WORK REQUIRED
Reproduce the following entries line for line, without changing anything.

Collected data
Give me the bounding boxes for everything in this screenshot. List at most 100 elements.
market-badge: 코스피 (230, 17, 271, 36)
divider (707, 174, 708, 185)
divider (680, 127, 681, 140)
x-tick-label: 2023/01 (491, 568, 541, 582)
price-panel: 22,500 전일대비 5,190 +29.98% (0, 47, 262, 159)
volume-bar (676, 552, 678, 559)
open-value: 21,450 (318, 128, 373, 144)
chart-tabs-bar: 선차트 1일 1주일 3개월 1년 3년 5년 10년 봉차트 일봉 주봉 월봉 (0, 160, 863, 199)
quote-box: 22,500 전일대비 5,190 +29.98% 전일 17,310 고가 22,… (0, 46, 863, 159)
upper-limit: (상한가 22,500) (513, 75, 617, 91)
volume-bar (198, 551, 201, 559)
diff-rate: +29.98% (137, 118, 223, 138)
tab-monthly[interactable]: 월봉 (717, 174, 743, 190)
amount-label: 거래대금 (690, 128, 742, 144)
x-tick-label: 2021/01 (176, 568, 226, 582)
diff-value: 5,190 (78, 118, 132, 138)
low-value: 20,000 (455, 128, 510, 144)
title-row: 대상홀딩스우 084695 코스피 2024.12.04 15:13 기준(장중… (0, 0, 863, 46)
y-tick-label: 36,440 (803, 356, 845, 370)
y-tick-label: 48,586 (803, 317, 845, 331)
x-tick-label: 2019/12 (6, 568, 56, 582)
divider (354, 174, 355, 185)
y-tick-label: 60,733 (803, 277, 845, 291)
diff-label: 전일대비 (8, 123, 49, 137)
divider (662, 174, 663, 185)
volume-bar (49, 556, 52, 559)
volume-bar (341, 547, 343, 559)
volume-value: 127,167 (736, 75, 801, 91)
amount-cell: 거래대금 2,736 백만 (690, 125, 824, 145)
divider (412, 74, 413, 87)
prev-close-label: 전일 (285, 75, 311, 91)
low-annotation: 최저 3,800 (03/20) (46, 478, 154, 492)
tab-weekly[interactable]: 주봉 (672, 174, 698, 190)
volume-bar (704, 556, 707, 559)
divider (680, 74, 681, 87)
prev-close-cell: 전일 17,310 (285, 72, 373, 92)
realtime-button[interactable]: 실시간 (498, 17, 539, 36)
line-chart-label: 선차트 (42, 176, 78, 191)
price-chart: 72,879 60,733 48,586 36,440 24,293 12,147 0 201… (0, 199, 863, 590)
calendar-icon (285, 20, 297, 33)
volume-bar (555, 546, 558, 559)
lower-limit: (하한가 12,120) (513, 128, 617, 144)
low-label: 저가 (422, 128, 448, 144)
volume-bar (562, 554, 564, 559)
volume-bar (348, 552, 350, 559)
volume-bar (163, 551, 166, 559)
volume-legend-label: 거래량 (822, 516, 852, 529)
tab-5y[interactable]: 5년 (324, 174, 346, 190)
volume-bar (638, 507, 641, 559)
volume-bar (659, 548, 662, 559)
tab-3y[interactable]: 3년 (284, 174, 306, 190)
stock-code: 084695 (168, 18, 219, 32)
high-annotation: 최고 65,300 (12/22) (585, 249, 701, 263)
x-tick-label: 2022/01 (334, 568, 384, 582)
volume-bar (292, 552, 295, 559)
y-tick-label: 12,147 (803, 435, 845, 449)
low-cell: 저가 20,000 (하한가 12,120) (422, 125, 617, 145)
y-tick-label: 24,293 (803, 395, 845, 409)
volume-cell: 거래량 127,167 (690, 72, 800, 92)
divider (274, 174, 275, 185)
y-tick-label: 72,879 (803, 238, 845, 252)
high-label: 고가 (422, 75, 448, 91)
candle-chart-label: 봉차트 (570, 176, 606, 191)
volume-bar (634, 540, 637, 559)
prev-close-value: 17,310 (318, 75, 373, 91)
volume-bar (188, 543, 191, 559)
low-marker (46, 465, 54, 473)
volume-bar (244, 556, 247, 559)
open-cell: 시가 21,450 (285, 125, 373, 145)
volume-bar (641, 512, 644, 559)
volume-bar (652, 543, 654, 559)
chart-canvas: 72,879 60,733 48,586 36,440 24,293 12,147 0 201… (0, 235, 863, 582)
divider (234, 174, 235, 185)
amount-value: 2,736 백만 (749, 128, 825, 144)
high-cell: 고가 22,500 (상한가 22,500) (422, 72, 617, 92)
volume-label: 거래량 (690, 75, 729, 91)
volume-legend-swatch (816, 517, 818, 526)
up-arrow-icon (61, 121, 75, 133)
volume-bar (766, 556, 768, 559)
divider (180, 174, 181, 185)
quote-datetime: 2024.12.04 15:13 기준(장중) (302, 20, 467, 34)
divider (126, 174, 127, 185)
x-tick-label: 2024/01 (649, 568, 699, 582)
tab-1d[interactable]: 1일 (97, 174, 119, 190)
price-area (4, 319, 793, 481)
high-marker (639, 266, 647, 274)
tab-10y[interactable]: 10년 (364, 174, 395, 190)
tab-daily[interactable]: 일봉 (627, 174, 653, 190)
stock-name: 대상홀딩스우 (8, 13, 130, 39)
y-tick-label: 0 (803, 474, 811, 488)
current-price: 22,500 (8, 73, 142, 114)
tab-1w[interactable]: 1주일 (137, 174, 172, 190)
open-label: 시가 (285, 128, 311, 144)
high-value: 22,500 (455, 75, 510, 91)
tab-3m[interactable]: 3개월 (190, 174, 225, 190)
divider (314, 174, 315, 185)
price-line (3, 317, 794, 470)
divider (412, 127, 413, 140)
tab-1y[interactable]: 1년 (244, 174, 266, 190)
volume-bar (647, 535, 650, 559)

THE RESULT
Give me the bounding boxes for everything in this screenshot. List at most 100 elements.
market-badge: 코스피 (230, 17, 271, 36)
divider (707, 174, 708, 185)
divider (680, 127, 681, 140)
x-tick-label: 2023/01 (491, 568, 541, 582)
price-panel: 22,500 전일대비 5,190 +29.98% (0, 47, 262, 159)
volume-bar (676, 552, 678, 559)
open-value: 21,450 (318, 128, 373, 144)
chart-tabs-bar: 선차트 1일 1주일 3개월 1년 3년 5년 10년 봉차트 일봉 주봉 월봉 (0, 160, 863, 199)
quote-box: 22,500 전일대비 5,190 +29.98% 전일 17,310 고가 22,… (0, 46, 863, 159)
upper-limit: (상한가 22,500) (513, 75, 617, 91)
volume-bar (198, 551, 201, 559)
diff-rate: +29.98% (137, 118, 223, 138)
tab-monthly[interactable]: 월봉 (717, 174, 743, 190)
amount-label: 거래대금 (690, 128, 742, 144)
x-tick-label: 2021/01 (176, 568, 226, 582)
diff-value: 5,190 (78, 118, 132, 138)
low-value: 20,000 (455, 128, 510, 144)
title-row: 대상홀딩스우 084695 코스피 2024.12.04 15:13 기준(장중… (0, 0, 863, 46)
y-tick-label: 36,440 (803, 356, 845, 370)
y-tick-label: 48,586 (803, 317, 845, 331)
x-tick-label: 2019/12 (6, 568, 56, 582)
divider (354, 174, 355, 185)
y-tick-label: 60,733 (803, 277, 845, 291)
diff-label: 전일대비 (8, 123, 49, 137)
divider (662, 174, 663, 185)
volume-bar (49, 556, 52, 559)
volume-bar (341, 547, 343, 559)
volume-value: 127,167 (736, 75, 801, 91)
amount-cell: 거래대금 2,736 백만 (690, 125, 824, 145)
divider (412, 74, 413, 87)
prev-close-label: 전일 (285, 75, 311, 91)
low-annotation: 최저 3,800 (03/20) (46, 478, 154, 492)
tab-weekly[interactable]: 주봉 (672, 174, 698, 190)
volume-bar (704, 556, 707, 559)
divider (680, 74, 681, 87)
prev-close-cell: 전일 17,310 (285, 72, 373, 92)
realtime-button[interactable]: 실시간 (498, 17, 539, 36)
line-chart-label: 선차트 (42, 176, 78, 191)
price-chart: 72,879 60,733 48,586 36,440 24,293 12,147 0 201… (0, 199, 863, 590)
calendar-icon (285, 20, 297, 33)
volume-bar (555, 546, 558, 559)
lower-limit: (하한가 12,120) (513, 128, 617, 144)
low-label: 저가 (422, 128, 448, 144)
volume-bar (562, 554, 564, 559)
volume-bar (348, 552, 350, 559)
volume-bar (163, 551, 166, 559)
volume-legend-label: 거래량 (822, 516, 852, 529)
tab-5y[interactable]: 5년 (324, 174, 346, 190)
volume-bar (638, 507, 641, 559)
volume-bar (659, 548, 662, 559)
tab-3y[interactable]: 3년 (284, 174, 306, 190)
stock-code: 084695 (168, 18, 219, 32)
high-annotation: 최고 65,300 (12/22) (585, 249, 701, 263)
x-tick-label: 2022/01 (334, 568, 384, 582)
volume-bar (292, 552, 295, 559)
y-tick-label: 12,147 (803, 435, 845, 449)
low-cell: 저가 20,000 (하한가 12,120) (422, 125, 617, 145)
y-tick-label: 24,293 (803, 395, 845, 409)
volume-cell: 거래량 127,167 (690, 72, 800, 92)
divider (274, 174, 275, 185)
y-tick-label: 72,879 (803, 238, 845, 252)
high-label: 고가 (422, 75, 448, 91)
candle-chart-label: 봉차트 (570, 176, 606, 191)
volume-bar (634, 540, 637, 559)
prev-close-value: 17,310 (318, 75, 373, 91)
volume-bar (188, 543, 191, 559)
low-marker (46, 465, 54, 473)
volume-bar (244, 556, 247, 559)
open-cell: 시가 21,450 (285, 125, 373, 145)
volume-bar (641, 512, 644, 559)
volume-bar (652, 543, 654, 559)
chart-canvas: 72,879 60,733 48,586 36,440 24,293 12,147 0 201… (0, 235, 863, 582)
divider (234, 174, 235, 185)
amount-value: 2,736 백만 (749, 128, 825, 144)
high-cell: 고가 22,500 (상한가 22,500) (422, 72, 617, 92)
volume-label: 거래량 (690, 75, 729, 91)
volume-legend-swatch (816, 517, 818, 526)
up-arrow-icon (61, 121, 75, 133)
volume-bar (766, 556, 768, 559)
divider (180, 174, 181, 185)
quote-datetime: 2024.12.04 15:13 기준(장중) (302, 20, 467, 34)
divider (126, 174, 127, 185)
x-tick-label: 2024/01 (649, 568, 699, 582)
tab-1d[interactable]: 1일 (97, 174, 119, 190)
price-area (4, 319, 793, 481)
high-marker (639, 266, 647, 274)
tab-10y[interactable]: 10년 (364, 174, 395, 190)
tab-daily[interactable]: 일봉 (627, 174, 653, 190)
stock-name: 대상홀딩스우 (8, 13, 130, 39)
y-tick-label: 0 (803, 474, 811, 488)
current-price: 22,500 (8, 73, 142, 114)
tab-1w[interactable]: 1주일 (137, 174, 172, 190)
open-label: 시가 (285, 128, 311, 144)
high-value: 22,500 (455, 75, 510, 91)
tab-3m[interactable]: 3개월 (190, 174, 225, 190)
divider (314, 174, 315, 185)
price-line (3, 317, 794, 470)
divider (412, 127, 413, 140)
tab-1y[interactable]: 1년 (244, 174, 266, 190)
volume-bar (647, 535, 650, 559)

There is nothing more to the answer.